>> START Record extracts

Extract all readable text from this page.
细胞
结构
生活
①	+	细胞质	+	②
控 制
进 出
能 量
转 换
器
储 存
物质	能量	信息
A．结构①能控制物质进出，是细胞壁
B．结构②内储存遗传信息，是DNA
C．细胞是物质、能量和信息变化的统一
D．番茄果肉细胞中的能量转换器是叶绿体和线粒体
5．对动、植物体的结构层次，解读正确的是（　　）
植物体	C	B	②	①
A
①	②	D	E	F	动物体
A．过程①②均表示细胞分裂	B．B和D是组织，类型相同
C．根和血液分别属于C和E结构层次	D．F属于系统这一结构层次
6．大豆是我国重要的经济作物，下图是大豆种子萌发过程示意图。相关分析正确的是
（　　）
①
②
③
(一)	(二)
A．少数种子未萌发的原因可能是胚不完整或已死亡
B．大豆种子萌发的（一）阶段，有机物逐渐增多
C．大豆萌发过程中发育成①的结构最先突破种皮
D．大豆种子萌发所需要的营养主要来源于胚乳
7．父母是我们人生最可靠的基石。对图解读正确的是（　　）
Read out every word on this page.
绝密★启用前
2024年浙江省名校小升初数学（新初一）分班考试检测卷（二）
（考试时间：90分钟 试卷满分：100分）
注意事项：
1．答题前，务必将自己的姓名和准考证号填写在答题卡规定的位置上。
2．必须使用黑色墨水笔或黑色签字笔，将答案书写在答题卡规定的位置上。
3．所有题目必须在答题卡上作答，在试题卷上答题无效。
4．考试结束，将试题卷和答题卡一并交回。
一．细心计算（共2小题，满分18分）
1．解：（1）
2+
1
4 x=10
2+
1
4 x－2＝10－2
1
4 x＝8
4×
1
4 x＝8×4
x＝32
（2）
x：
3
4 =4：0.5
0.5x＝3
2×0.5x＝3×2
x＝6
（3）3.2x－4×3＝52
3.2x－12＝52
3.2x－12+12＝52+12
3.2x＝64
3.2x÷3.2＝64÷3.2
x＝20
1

>> END Record extracts

Problem to work on » Read the entries above, then pull out the lines that include "page".

Expected answer »
Extract all readable text from this page.
Read out every word on this page.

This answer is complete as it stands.